● **GIVEN INSTRUCTION**: How many lines in these records hold the string "xlabel"? Reply with the number alone.

— start DATA PROVIDED —

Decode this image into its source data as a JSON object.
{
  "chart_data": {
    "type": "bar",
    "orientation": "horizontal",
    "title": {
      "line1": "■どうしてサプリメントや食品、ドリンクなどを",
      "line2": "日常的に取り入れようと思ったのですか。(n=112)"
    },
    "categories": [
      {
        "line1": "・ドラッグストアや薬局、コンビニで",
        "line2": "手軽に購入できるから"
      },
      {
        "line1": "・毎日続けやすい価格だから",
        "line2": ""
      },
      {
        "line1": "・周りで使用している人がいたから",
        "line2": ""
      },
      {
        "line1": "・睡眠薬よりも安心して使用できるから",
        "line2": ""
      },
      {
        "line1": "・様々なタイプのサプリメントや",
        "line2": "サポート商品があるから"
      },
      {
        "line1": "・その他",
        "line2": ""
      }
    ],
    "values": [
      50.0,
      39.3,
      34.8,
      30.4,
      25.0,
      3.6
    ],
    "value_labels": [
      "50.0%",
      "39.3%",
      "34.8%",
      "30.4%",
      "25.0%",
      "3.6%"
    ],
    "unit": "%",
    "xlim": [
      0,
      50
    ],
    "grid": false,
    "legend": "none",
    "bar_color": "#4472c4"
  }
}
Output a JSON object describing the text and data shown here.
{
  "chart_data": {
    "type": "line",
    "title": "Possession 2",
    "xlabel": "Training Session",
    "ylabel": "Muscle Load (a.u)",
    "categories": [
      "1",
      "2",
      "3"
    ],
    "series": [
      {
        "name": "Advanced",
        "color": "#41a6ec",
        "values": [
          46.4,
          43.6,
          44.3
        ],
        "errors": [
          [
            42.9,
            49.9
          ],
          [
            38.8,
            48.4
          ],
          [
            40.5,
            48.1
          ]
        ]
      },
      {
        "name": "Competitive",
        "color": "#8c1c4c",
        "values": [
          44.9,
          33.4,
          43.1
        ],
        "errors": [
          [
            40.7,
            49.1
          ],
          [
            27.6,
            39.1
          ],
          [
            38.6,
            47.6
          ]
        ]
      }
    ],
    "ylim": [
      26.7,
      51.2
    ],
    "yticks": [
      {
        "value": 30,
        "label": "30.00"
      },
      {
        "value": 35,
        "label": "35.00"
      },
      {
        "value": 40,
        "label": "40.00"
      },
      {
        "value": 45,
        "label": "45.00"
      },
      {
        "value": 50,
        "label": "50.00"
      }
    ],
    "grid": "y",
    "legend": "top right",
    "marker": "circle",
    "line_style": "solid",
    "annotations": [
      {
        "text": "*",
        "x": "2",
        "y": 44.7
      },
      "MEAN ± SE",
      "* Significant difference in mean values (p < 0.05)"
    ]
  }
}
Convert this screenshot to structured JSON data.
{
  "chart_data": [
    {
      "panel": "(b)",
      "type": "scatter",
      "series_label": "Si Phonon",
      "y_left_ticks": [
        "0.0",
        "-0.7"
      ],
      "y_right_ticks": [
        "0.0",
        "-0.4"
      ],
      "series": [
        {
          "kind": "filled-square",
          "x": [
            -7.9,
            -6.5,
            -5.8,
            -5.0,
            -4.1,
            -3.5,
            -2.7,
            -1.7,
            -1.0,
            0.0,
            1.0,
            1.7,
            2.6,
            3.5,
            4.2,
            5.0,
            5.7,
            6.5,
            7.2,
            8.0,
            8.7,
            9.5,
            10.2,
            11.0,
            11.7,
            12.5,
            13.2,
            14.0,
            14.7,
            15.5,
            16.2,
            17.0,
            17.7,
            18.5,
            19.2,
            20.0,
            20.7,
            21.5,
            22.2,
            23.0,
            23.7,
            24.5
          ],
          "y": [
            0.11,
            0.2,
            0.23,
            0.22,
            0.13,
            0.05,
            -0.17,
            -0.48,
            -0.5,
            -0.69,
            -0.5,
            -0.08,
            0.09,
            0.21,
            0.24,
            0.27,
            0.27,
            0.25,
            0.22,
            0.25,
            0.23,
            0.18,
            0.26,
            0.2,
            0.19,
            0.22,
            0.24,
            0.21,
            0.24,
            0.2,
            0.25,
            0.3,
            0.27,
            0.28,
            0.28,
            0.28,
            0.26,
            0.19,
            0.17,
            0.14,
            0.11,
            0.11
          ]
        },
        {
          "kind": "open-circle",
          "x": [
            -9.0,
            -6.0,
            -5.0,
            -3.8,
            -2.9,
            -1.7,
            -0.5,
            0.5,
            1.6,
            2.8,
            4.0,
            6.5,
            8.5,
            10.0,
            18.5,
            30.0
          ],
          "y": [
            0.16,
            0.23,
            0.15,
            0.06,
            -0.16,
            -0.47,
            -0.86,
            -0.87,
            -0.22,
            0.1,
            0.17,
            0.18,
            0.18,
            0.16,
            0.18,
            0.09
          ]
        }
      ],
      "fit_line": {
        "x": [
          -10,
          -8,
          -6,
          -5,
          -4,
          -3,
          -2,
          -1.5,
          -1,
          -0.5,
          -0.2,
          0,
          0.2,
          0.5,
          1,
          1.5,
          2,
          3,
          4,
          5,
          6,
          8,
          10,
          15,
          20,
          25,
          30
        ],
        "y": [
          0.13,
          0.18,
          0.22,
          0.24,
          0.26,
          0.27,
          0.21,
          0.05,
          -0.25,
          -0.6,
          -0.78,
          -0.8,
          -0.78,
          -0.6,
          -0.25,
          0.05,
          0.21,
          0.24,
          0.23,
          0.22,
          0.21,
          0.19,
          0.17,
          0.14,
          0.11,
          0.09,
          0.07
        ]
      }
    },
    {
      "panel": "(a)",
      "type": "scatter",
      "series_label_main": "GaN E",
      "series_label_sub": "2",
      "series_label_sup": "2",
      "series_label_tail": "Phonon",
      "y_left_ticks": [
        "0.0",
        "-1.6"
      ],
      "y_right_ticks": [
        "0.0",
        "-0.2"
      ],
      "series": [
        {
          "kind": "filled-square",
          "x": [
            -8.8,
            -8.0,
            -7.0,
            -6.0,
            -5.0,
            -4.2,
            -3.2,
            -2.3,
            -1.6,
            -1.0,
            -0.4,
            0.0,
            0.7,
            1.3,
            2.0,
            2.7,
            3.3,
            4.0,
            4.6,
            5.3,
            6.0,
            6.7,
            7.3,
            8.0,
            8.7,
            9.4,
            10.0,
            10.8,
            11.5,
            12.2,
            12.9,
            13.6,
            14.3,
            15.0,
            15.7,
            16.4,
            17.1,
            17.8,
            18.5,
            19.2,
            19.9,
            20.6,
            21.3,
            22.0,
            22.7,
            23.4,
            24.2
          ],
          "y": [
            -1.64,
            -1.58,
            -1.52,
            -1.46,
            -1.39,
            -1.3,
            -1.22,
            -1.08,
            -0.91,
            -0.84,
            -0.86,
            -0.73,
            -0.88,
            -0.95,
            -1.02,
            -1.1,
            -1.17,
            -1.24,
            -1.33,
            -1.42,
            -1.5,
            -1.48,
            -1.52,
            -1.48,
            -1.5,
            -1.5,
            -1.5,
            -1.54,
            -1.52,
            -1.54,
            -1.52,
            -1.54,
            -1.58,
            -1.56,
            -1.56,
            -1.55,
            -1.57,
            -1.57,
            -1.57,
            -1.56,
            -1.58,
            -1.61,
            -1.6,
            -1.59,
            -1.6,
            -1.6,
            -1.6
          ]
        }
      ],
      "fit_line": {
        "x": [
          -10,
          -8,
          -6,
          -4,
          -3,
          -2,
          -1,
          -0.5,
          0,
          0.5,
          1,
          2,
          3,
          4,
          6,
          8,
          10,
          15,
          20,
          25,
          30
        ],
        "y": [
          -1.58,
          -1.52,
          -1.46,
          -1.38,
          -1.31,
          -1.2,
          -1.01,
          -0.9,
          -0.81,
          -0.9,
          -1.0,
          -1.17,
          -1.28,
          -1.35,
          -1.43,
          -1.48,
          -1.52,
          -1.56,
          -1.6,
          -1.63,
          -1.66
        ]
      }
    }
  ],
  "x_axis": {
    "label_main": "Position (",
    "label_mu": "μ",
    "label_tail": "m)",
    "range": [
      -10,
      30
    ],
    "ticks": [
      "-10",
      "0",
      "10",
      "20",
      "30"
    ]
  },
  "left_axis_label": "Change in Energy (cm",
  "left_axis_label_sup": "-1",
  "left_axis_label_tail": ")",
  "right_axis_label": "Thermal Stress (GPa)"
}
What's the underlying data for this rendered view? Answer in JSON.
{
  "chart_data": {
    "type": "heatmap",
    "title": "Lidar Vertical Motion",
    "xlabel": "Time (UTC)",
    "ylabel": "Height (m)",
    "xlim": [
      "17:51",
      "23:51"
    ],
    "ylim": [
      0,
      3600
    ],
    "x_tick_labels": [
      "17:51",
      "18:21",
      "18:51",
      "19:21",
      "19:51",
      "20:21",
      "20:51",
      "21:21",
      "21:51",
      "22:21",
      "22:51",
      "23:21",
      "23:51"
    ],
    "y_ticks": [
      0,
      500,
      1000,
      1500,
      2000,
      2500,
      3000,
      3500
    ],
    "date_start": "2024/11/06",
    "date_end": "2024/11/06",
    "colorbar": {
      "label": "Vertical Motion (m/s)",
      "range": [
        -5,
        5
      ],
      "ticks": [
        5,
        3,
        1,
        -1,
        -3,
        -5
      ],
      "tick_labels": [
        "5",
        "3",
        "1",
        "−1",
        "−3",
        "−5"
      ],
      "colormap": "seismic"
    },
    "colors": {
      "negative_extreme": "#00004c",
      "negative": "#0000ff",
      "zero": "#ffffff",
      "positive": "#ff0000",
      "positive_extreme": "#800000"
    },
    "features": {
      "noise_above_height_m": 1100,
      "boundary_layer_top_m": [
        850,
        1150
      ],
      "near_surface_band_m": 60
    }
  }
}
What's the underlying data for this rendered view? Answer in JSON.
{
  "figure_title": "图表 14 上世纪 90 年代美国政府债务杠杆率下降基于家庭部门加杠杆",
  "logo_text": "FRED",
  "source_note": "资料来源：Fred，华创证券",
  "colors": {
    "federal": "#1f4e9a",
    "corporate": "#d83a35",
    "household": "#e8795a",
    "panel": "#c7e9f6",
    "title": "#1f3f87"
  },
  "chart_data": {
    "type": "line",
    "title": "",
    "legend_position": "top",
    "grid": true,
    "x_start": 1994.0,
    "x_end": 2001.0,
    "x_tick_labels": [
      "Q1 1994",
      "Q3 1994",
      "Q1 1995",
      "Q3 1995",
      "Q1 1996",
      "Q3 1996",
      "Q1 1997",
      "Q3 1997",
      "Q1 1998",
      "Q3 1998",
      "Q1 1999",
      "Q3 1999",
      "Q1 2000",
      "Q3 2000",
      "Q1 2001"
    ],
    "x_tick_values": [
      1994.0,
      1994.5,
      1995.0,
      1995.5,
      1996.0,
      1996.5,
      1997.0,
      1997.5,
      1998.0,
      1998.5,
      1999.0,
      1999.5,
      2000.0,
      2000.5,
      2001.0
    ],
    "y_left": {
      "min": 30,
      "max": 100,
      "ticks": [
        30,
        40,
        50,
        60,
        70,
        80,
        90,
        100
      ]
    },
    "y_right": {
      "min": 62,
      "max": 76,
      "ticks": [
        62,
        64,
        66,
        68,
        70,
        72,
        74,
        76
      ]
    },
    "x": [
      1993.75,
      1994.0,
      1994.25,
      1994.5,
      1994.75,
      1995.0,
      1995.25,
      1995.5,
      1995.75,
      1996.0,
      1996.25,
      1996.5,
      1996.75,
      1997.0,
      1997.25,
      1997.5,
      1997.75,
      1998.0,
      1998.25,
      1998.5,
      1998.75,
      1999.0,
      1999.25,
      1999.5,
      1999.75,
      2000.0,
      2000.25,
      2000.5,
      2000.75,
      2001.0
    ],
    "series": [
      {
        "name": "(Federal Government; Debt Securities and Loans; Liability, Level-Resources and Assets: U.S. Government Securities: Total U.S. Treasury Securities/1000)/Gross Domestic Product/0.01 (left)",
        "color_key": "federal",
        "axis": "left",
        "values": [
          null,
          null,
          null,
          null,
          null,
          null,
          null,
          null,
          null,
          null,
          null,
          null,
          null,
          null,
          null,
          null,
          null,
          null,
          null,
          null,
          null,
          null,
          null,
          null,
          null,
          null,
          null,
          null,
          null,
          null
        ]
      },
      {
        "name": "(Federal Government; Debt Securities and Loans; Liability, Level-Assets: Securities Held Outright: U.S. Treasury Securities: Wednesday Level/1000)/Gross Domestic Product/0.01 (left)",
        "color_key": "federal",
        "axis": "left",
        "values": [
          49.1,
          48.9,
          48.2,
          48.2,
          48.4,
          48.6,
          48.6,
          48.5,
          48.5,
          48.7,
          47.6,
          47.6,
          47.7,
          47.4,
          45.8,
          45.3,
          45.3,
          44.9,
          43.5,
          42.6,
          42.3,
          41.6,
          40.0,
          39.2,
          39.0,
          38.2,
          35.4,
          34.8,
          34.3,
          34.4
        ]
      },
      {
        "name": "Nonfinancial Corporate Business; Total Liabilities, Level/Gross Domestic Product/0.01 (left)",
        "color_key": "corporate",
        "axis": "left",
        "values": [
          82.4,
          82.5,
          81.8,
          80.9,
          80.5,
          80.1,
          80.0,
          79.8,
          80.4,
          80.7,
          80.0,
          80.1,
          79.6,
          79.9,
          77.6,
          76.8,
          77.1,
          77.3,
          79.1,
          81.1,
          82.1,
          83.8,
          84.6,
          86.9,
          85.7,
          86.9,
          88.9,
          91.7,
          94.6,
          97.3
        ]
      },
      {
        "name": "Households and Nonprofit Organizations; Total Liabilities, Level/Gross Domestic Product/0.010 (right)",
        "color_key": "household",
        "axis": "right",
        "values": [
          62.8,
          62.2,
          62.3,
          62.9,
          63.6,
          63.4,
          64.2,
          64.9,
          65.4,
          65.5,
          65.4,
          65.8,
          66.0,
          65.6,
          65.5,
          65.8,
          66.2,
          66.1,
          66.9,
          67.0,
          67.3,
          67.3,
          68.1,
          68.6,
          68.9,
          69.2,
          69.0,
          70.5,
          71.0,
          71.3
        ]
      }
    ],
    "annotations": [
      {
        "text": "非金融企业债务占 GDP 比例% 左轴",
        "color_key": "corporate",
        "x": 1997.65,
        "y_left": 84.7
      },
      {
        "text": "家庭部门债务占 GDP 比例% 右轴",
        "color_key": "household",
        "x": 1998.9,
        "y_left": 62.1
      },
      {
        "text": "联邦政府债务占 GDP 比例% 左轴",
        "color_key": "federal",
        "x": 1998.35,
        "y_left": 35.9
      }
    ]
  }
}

— end DATA PROVIDED —

● **WORKED ANSWER**: 2